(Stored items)

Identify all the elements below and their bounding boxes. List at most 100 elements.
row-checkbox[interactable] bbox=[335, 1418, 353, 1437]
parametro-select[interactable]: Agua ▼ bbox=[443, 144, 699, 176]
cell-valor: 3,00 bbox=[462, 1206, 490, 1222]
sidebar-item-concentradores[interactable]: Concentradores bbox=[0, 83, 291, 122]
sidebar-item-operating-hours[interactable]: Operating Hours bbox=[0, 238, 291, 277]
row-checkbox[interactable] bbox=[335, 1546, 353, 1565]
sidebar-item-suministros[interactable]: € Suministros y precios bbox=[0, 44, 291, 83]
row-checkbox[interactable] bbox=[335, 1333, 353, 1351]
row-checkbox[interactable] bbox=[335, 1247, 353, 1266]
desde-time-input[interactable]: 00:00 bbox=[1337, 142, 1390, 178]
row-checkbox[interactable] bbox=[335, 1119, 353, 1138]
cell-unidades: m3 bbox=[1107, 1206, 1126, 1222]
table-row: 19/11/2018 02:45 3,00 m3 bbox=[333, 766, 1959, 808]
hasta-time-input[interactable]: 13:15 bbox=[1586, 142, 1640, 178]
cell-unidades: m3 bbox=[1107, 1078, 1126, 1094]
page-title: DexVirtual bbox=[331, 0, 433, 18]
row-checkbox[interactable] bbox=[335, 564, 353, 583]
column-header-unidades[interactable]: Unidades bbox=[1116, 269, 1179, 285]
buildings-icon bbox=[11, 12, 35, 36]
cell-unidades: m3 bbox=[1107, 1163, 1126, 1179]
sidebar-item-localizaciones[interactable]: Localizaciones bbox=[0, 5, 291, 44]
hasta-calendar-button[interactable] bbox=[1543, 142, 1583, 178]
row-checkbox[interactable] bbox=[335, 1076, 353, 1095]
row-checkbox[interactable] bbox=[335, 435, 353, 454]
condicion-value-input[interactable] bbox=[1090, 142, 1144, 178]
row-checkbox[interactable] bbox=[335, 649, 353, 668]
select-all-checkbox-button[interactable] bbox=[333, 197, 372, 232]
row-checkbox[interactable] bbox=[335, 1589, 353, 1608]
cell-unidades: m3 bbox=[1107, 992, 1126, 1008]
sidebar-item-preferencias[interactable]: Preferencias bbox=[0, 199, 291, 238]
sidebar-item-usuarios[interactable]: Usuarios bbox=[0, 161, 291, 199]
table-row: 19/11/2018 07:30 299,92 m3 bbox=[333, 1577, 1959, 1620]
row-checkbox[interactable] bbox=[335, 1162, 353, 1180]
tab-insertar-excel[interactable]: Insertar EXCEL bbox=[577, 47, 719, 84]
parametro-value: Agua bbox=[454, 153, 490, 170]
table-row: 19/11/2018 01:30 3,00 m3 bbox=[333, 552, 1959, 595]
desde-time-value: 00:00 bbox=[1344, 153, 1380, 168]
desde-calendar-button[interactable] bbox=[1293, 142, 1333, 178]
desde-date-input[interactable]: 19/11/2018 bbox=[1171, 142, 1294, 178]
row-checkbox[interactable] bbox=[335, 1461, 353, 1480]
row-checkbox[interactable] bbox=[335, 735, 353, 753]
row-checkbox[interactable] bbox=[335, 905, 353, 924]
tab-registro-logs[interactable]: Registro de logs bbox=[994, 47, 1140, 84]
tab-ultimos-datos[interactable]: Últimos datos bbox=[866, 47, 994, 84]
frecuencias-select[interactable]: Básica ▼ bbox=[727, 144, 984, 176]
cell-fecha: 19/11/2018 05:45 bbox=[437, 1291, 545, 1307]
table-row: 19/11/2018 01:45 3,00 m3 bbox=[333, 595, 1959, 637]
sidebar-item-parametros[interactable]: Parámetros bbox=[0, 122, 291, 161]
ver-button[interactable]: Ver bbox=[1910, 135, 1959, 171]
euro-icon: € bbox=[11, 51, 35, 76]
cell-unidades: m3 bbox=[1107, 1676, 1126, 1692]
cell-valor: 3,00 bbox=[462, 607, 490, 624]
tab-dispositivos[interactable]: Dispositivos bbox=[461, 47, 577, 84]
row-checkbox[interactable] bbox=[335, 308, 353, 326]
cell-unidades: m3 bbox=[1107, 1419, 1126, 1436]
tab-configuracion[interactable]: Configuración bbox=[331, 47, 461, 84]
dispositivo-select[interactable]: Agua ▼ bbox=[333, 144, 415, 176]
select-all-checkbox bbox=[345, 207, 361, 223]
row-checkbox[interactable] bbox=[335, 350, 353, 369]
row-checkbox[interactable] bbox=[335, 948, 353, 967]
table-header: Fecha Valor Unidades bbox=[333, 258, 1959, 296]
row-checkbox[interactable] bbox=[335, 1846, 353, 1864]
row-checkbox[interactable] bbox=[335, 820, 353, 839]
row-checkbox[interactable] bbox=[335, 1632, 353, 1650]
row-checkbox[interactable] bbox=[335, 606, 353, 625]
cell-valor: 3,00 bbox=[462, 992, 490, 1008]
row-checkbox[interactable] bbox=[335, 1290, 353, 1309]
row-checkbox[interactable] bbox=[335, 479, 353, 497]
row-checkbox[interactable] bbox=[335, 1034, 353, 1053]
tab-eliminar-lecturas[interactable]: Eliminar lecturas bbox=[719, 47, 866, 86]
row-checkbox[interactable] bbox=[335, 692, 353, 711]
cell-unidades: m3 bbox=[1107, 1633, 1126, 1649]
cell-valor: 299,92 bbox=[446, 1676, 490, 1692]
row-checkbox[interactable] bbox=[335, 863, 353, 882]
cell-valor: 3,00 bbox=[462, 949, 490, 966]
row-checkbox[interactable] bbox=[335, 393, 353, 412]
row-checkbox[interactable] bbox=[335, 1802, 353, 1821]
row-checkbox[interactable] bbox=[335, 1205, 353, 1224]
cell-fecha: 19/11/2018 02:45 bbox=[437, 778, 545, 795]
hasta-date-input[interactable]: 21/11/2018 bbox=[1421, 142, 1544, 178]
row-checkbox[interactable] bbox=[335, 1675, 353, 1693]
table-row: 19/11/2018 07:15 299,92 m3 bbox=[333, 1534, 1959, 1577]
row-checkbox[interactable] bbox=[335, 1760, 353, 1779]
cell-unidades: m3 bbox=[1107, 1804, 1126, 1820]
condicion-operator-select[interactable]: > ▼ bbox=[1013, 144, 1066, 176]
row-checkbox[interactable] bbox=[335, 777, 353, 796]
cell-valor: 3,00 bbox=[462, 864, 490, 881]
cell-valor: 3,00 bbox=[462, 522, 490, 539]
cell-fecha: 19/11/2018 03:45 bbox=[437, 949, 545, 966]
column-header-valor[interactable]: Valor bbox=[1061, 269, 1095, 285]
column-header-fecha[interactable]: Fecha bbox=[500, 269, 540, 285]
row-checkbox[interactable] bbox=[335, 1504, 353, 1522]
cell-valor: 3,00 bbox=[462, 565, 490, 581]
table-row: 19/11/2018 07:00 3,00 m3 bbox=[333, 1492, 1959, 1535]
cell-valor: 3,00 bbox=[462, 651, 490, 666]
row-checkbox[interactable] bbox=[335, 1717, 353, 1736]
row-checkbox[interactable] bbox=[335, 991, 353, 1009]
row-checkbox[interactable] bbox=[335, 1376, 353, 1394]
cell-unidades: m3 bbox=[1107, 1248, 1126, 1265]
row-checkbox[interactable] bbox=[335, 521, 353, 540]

◆ **EXERCISE TASK**: Reproduce every line of the stored items above exactly, keeping each one unchanged.

◆ **ANSWER TO THE PROBLEM**:
Identify all the elements below and their bounding boxes. List at most 100 elements.
row-checkbox[interactable] bbox=[335, 1418, 353, 1437]
parametro-select[interactable]: Agua ▼ bbox=[443, 144, 699, 176]
cell-valor: 3,00 bbox=[462, 1206, 490, 1222]
sidebar-item-concentradores[interactable]: Concentradores bbox=[0, 83, 291, 122]
sidebar-item-operating-hours[interactable]: Operating Hours bbox=[0, 238, 291, 277]
row-checkbox[interactable] bbox=[335, 1546, 353, 1565]
sidebar-item-suministros[interactable]: € Suministros y precios bbox=[0, 44, 291, 83]
row-checkbox[interactable] bbox=[335, 1333, 353, 1351]
row-checkbox[interactable] bbox=[335, 1247, 353, 1266]
desde-time-input[interactable]: 00:00 bbox=[1337, 142, 1390, 178]
row-checkbox[interactable] bbox=[335, 1119, 353, 1138]
cell-unidades: m3 bbox=[1107, 1206, 1126, 1222]
table-row: 19/11/2018 02:45 3,00 m3 bbox=[333, 766, 1959, 808]
hasta-time-input[interactable]: 13:15 bbox=[1586, 142, 1640, 178]
cell-unidades: m3 bbox=[1107, 1078, 1126, 1094]
page-title: DexVirtual bbox=[331, 0, 433, 18]
row-checkbox[interactable] bbox=[335, 564, 353, 583]
column-header-unidades[interactable]: Unidades bbox=[1116, 269, 1179, 285]
buildings-icon bbox=[11, 12, 35, 36]
cell-unidades: m3 bbox=[1107, 1163, 1126, 1179]
sidebar-item-localizaciones[interactable]: Localizaciones bbox=[0, 5, 291, 44]
hasta-calendar-button[interactable] bbox=[1543, 142, 1583, 178]
row-checkbox[interactable] bbox=[335, 1076, 353, 1095]
row-checkbox[interactable] bbox=[335, 435, 353, 454]
condicion-value-input[interactable] bbox=[1090, 142, 1144, 178]
row-checkbox[interactable] bbox=[335, 649, 353, 668]
select-all-checkbox-button[interactable] bbox=[333, 197, 372, 232]
row-checkbox[interactable] bbox=[335, 1589, 353, 1608]
cell-unidades: m3 bbox=[1107, 992, 1126, 1008]
sidebar-item-preferencias[interactable]: Preferencias bbox=[0, 199, 291, 238]
sidebar-item-usuarios[interactable]: Usuarios bbox=[0, 161, 291, 199]
table-row: 19/11/2018 07:30 299,92 m3 bbox=[333, 1577, 1959, 1620]
row-checkbox[interactable] bbox=[335, 1162, 353, 1180]
tab-insertar-excel[interactable]: Insertar EXCEL bbox=[577, 47, 719, 84]
parametro-value: Agua bbox=[454, 153, 490, 170]
table-row: 19/11/2018 01:30 3,00 m3 bbox=[333, 552, 1959, 595]
desde-time-value: 00:00 bbox=[1344, 153, 1380, 168]
desde-calendar-button[interactable] bbox=[1293, 142, 1333, 178]
desde-date-input[interactable]: 19/11/2018 bbox=[1171, 142, 1294, 178]
row-checkbox[interactable] bbox=[335, 1461, 353, 1480]
row-checkbox[interactable] bbox=[335, 735, 353, 753]
row-checkbox[interactable] bbox=[335, 905, 353, 924]
tab-registro-logs[interactable]: Registro de logs bbox=[994, 47, 1140, 84]
tab-ultimos-datos[interactable]: Últimos datos bbox=[866, 47, 994, 84]
frecuencias-select[interactable]: Básica ▼ bbox=[727, 144, 984, 176]
cell-fecha: 19/11/2018 05:45 bbox=[437, 1291, 545, 1307]
table-row: 19/11/2018 01:45 3,00 m3 bbox=[333, 595, 1959, 637]
sidebar-item-parametros[interactable]: Parámetros bbox=[0, 122, 291, 161]
ver-button[interactable]: Ver bbox=[1910, 135, 1959, 171]
euro-icon: € bbox=[11, 51, 35, 76]
cell-unidades: m3 bbox=[1107, 1676, 1126, 1692]
cell-valor: 3,00 bbox=[462, 607, 490, 624]
tab-dispositivos[interactable]: Dispositivos bbox=[461, 47, 577, 84]
row-checkbox[interactable] bbox=[335, 308, 353, 326]
cell-unidades: m3 bbox=[1107, 1419, 1126, 1436]
tab-configuracion[interactable]: Configuración bbox=[331, 47, 461, 84]
dispositivo-select[interactable]: Agua ▼ bbox=[333, 144, 415, 176]
select-all-checkbox bbox=[345, 207, 361, 223]
row-checkbox[interactable] bbox=[335, 350, 353, 369]
row-checkbox[interactable] bbox=[335, 948, 353, 967]
table-header: Fecha Valor Unidades bbox=[333, 258, 1959, 296]
row-checkbox[interactable] bbox=[335, 1846, 353, 1864]
row-checkbox[interactable] bbox=[335, 820, 353, 839]
row-checkbox[interactable] bbox=[335, 1632, 353, 1650]
row-checkbox[interactable] bbox=[335, 606, 353, 625]
cell-valor: 3,00 bbox=[462, 992, 490, 1008]
row-checkbox[interactable] bbox=[335, 1290, 353, 1309]
row-checkbox[interactable] bbox=[335, 479, 353, 497]
row-checkbox[interactable] bbox=[335, 1034, 353, 1053]
tab-eliminar-lecturas[interactable]: Eliminar lecturas bbox=[719, 47, 866, 86]
row-checkbox[interactable] bbox=[335, 692, 353, 711]
cell-unidades: m3 bbox=[1107, 1633, 1126, 1649]
cell-valor: 299,92 bbox=[446, 1676, 490, 1692]
row-checkbox[interactable] bbox=[335, 863, 353, 882]
cell-valor: 3,00 bbox=[462, 949, 490, 966]
row-checkbox[interactable] bbox=[335, 393, 353, 412]
row-checkbox[interactable] bbox=[335, 1802, 353, 1821]
row-checkbox[interactable] bbox=[335, 1205, 353, 1224]
cell-fecha: 19/11/2018 02:45 bbox=[437, 778, 545, 795]
hasta-date-input[interactable]: 21/11/2018 bbox=[1421, 142, 1544, 178]
row-checkbox[interactable] bbox=[335, 1675, 353, 1693]
table-row: 19/11/2018 07:15 299,92 m3 bbox=[333, 1534, 1959, 1577]
row-checkbox[interactable] bbox=[335, 1760, 353, 1779]
cell-unidades: m3 bbox=[1107, 1804, 1126, 1820]
condicion-operator-select[interactable]: > ▼ bbox=[1013, 144, 1066, 176]
row-checkbox[interactable] bbox=[335, 777, 353, 796]
cell-valor: 3,00 bbox=[462, 864, 490, 881]
cell-valor: 3,00 bbox=[462, 522, 490, 539]
cell-fecha: 19/11/2018 03:45 bbox=[437, 949, 545, 966]
column-header-valor[interactable]: Valor bbox=[1061, 269, 1095, 285]
column-header-fecha[interactable]: Fecha bbox=[500, 269, 540, 285]
row-checkbox[interactable] bbox=[335, 1504, 353, 1522]
cell-valor: 3,00 bbox=[462, 565, 490, 581]
table-row: 19/11/2018 07:00 3,00 m3 bbox=[333, 1492, 1959, 1535]
cell-valor: 3,00 bbox=[462, 651, 490, 666]
row-checkbox[interactable] bbox=[335, 1717, 353, 1736]
row-checkbox[interactable] bbox=[335, 991, 353, 1009]
row-checkbox[interactable] bbox=[335, 1376, 353, 1394]
cell-unidades: m3 bbox=[1107, 1248, 1126, 1265]
row-checkbox[interactable] bbox=[335, 521, 353, 540]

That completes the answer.